■ **EXERCISE PROMPT**: Below are some entries; can you quote all of them exactly?

(Chart and figure data)
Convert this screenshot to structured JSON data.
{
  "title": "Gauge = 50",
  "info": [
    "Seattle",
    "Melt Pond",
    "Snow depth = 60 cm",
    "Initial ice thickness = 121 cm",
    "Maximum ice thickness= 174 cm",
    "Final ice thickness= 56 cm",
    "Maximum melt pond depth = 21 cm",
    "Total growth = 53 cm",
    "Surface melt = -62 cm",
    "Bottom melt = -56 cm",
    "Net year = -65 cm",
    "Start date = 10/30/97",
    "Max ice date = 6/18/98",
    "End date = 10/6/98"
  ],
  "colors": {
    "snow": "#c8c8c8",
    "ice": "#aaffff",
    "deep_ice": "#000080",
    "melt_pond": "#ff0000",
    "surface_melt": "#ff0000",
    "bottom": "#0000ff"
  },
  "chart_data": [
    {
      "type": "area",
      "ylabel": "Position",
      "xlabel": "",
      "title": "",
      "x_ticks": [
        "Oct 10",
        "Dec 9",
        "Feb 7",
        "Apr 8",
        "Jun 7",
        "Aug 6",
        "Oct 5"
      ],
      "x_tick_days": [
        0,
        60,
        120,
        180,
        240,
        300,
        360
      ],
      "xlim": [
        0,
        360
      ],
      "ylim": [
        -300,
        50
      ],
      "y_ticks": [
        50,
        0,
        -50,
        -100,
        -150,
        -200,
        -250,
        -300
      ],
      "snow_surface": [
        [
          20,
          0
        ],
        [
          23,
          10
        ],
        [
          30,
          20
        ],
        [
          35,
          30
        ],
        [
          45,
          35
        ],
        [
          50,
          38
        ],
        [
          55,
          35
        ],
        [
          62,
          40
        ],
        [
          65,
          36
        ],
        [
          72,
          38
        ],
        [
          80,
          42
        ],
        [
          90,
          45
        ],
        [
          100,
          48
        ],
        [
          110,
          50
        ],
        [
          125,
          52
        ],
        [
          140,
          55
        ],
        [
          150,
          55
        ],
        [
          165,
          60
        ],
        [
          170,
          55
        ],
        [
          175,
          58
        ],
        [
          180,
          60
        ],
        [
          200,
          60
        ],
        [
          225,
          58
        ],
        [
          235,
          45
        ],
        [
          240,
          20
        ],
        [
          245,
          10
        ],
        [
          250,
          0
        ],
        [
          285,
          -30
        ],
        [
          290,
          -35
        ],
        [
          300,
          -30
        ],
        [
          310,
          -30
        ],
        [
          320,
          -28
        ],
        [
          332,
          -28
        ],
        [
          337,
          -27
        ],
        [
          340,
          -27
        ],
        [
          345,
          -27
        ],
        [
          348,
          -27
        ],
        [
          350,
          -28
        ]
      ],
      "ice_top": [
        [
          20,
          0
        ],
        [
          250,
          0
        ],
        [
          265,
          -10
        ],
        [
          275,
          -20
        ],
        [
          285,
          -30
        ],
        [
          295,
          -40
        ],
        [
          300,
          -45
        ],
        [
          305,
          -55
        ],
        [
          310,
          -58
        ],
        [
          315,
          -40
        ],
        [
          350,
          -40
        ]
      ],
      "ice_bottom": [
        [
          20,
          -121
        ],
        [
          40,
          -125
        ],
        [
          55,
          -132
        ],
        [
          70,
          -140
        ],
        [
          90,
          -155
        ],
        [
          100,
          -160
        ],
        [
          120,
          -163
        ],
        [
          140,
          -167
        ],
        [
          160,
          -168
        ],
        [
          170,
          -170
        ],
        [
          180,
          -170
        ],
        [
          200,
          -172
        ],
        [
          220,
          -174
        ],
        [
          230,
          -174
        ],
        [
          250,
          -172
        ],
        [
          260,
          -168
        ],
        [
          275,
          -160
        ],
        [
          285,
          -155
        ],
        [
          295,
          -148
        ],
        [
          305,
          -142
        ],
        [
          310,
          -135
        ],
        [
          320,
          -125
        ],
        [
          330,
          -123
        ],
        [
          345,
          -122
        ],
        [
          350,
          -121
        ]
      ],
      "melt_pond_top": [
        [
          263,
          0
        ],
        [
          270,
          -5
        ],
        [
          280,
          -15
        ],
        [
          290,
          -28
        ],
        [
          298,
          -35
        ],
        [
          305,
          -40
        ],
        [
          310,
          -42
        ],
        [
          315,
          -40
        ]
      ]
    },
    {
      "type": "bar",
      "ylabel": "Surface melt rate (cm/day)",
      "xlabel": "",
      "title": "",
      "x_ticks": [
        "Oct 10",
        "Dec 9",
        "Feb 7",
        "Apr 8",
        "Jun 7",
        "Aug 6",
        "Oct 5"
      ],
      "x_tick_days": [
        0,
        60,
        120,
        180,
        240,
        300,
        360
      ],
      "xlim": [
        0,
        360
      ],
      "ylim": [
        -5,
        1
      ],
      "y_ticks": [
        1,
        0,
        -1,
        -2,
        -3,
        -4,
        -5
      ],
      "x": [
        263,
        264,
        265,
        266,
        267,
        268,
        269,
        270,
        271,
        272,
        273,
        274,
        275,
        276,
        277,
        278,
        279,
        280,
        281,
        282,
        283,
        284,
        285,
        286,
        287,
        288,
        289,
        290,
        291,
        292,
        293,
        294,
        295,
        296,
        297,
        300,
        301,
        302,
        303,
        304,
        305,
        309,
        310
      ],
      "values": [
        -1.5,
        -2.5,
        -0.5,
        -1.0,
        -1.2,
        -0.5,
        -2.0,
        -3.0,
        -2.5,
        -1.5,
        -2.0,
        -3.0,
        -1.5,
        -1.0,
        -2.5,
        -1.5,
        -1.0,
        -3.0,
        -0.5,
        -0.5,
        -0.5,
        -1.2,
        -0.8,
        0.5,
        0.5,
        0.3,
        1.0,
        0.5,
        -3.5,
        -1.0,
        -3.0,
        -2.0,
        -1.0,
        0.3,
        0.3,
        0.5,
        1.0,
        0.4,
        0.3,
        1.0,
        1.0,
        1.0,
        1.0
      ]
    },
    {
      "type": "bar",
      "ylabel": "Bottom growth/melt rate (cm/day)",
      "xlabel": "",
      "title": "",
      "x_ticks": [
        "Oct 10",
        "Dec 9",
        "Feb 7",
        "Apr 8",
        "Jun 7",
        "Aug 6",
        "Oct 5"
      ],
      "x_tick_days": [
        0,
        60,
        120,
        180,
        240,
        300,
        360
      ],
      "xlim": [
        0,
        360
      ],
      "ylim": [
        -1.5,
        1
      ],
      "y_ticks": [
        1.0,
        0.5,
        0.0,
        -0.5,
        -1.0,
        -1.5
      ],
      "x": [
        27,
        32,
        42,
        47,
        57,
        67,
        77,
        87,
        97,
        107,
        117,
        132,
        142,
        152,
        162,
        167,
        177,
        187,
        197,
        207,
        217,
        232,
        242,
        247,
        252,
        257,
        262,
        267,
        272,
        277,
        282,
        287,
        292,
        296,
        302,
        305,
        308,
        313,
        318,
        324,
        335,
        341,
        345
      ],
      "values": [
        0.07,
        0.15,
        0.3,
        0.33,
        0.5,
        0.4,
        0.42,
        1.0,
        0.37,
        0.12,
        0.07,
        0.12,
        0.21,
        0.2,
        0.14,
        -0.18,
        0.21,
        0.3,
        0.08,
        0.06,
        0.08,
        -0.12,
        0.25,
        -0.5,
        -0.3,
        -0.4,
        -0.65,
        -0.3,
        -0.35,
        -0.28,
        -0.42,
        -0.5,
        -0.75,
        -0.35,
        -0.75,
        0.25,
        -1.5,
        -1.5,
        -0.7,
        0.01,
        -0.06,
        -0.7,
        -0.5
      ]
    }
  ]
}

■ **THE RESPONSE**:
Convert this screenshot to structured JSON data.
{
  "title": "Gauge = 50",
  "info": [
    "Seattle",
    "Melt Pond",
    "Snow depth = 60 cm",
    "Initial ice thickness = 121 cm",
    "Maximum ice thickness= 174 cm",
    "Final ice thickness= 56 cm",
    "Maximum melt pond depth = 21 cm",
    "Total growth = 53 cm",
    "Surface melt = -62 cm",
    "Bottom melt = -56 cm",
    "Net year = -65 cm",
    "Start date = 10/30/97",
    "Max ice date = 6/18/98",
    "End date = 10/6/98"
  ],
  "colors": {
    "snow": "#c8c8c8",
    "ice": "#aaffff",
    "deep_ice": "#000080",
    "melt_pond": "#ff0000",
    "surface_melt": "#ff0000",
    "bottom": "#0000ff"
  },
  "chart_data": [
    {
      "type": "area",
      "ylabel": "Position",
      "xlabel": "",
      "title": "",
      "x_ticks": [
        "Oct 10",
        "Dec 9",
        "Feb 7",
        "Apr 8",
        "Jun 7",
        "Aug 6",
        "Oct 5"
      ],
      "x_tick_days": [
        0,
        60,
        120,
        180,
        240,
        300,
        360
      ],
      "xlim": [
        0,
        360
      ],
      "ylim": [
        -300,
        50
      ],
      "y_ticks": [
        50,
        0,
        -50,
        -100,
        -150,
        -200,
        -250,
        -300
      ],
      "snow_surface": [
        [
          20,
          0
        ],
        [
          23,
          10
        ],
        [
          30,
          20
        ],
        [
          35,
          30
        ],
        [
          45,
          35
        ],
        [
          50,
          38
        ],
        [
          55,
          35
        ],
        [
          62,
          40
        ],
        [
          65,
          36
        ],
        [
          72,
          38
        ],
        [
          80,
          42
        ],
        [
          90,
          45
        ],
        [
          100,
          48
        ],
        [
          110,
          50
        ],
        [
          125,
          52
        ],
        [
          140,
          55
        ],
        [
          150,
          55
        ],
        [
          165,
          60
        ],
        [
          170,
          55
        ],
        [
          175,
          58
        ],
        [
          180,
          60
        ],
        [
          200,
          60
        ],
        [
          225,
          58
        ],
        [
          235,
          45
        ],
        [
          240,
          20
        ],
        [
          245,
          10
        ],
        [
          250,
          0
        ],
        [
          285,
          -30
        ],
        [
          290,
          -35
        ],
        [
          300,
          -30
        ],
        [
          310,
          -30
        ],
        [
          320,
          -28
        ],
        [
          332,
          -28
        ],
        [
          337,
          -27
        ],
        [
          340,
          -27
        ],
        [
          345,
          -27
        ],
        [
          348,
          -27
        ],
        [
          350,
          -28
        ]
      ],
      "ice_top": [
        [
          20,
          0
        ],
        [
          250,
          0
        ],
        [
          265,
          -10
        ],
        [
          275,
          -20
        ],
        [
          285,
          -30
        ],
        [
          295,
          -40
        ],
        [
          300,
          -45
        ],
        [
          305,
          -55
        ],
        [
          310,
          -58
        ],
        [
          315,
          -40
        ],
        [
          350,
          -40
        ]
      ],
      "ice_bottom": [
        [
          20,
          -121
        ],
        [
          40,
          -125
        ],
        [
          55,
          -132
        ],
        [
          70,
          -140
        ],
        [
          90,
          -155
        ],
        [
          100,
          -160
        ],
        [
          120,
          -163
        ],
        [
          140,
          -167
        ],
        [
          160,
          -168
        ],
        [
          170,
          -170
        ],
        [
          180,
          -170
        ],
        [
          200,
          -172
        ],
        [
          220,
          -174
        ],
        [
          230,
          -174
        ],
        [
          250,
          -172
        ],
        [
          260,
          -168
        ],
        [
          275,
          -160
        ],
        [
          285,
          -155
        ],
        [
          295,
          -148
        ],
        [
          305,
          -142
        ],
        [
          310,
          -135
        ],
        [
          320,
          -125
        ],
        [
          330,
          -123
        ],
        [
          345,
          -122
        ],
        [
          350,
          -121
        ]
      ],
      "melt_pond_top": [
        [
          263,
          0
        ],
        [
          270,
          -5
        ],
        [
          280,
          -15
        ],
        [
          290,
          -28
        ],
        [
          298,
          -35
        ],
        [
          305,
          -40
        ],
        [
          310,
          -42
        ],
        [
          315,
          -40
        ]
      ]
    },
    {
      "type": "bar",
      "ylabel": "Surface melt rate (cm/day)",
      "xlabel": "",
      "title": "",
      "x_ticks": [
        "Oct 10",
        "Dec 9",
        "Feb 7",
        "Apr 8",
        "Jun 7",
        "Aug 6",
        "Oct 5"
      ],
      "x_tick_days": [
        0,
        60,
        120,
        180,
        240,
        300,
        360
      ],
      "xlim": [
        0,
        360
      ],
      "ylim": [
        -5,
        1
      ],
      "y_ticks": [
        1,
        0,
        -1,
        -2,
        -3,
        -4,
        -5
      ],
      "x": [
        263,
        264,
        265,
        266,
        267,
        268,
        269,
        270,
        271,
        272,
        273,
        274,
        275,
        276,
        277,
        278,
        279,
        280,
        281,
        282,
        283,
        284,
        285,
        286,
        287,
        288,
        289,
        290,
        291,
        292,
        293,
        294,
        295,
        296,
        297,
        300,
        301,
        302,
        303,
        304,
        305,
        309,
        310
      ],
      "values": [
        -1.5,
        -2.5,
        -0.5,
        -1.0,
        -1.2,
        -0.5,
        -2.0,
        -3.0,
        -2.5,
        -1.5,
        -2.0,
        -3.0,
        -1.5,
        -1.0,
        -2.5,
        -1.5,
        -1.0,
        -3.0,
        -0.5,
        -0.5,
        -0.5,
        -1.2,
        -0.8,
        0.5,
        0.5,
        0.3,
        1.0,
        0.5,
        -3.5,
        -1.0,
        -3.0,
        -2.0,
        -1.0,
        0.3,
        0.3,
        0.5,
        1.0,
        0.4,
        0.3,
        1.0,
        1.0,
        1.0,
        1.0
      ]
    },
    {
      "type": "bar",
      "ylabel": "Bottom growth/melt rate (cm/day)",
      "xlabel": "",
      "title": "",
      "x_ticks": [
        "Oct 10",
        "Dec 9",
        "Feb 7",
        "Apr 8",
        "Jun 7",
        "Aug 6",
        "Oct 5"
      ],
      "x_tick_days": [
        0,
        60,
        120,
        180,
        240,
        300,
        360
      ],
      "xlim": [
        0,
        360
      ],
      "ylim": [
        -1.5,
        1
      ],
      "y_ticks": [
        1.0,
        0.5,
        0.0,
        -0.5,
        -1.0,
        -1.5
      ],
      "x": [
        27,
        32,
        42,
        47,
        57,
        67,
        77,
        87,
        97,
        107,
        117,
        132,
        142,
        152,
        162,
        167,
        177,
        187,
        197,
        207,
        217,
        232,
        242,
        247,
        252,
        257,
        262,
        267,
        272,
        277,
        282,
        287,
        292,
        296,
        302,
        305,
        308,
        313,
        318,
        324,
        335,
        341,
        345
      ],
      "values": [
        0.07,
        0.15,
        0.3,
        0.33,
        0.5,
        0.4,
        0.42,
        1.0,
        0.37,
        0.12,
        0.07,
        0.12,
        0.21,
        0.2,
        0.14,
        -0.18,
        0.21,
        0.3,
        0.08,
        0.06,
        0.08,
        -0.12,
        0.25,
        -0.5,
        -0.3,
        -0.4,
        -0.65,
        -0.3,
        -0.35,
        -0.28,
        -0.42,
        -0.5,
        -0.75,
        -0.35,
        -0.75,
        0.25,
        -1.5,
        -1.5,
        -0.7,
        0.01,
        -0.06,
        -0.7,
        -0.5
      ]
    }
  ]
}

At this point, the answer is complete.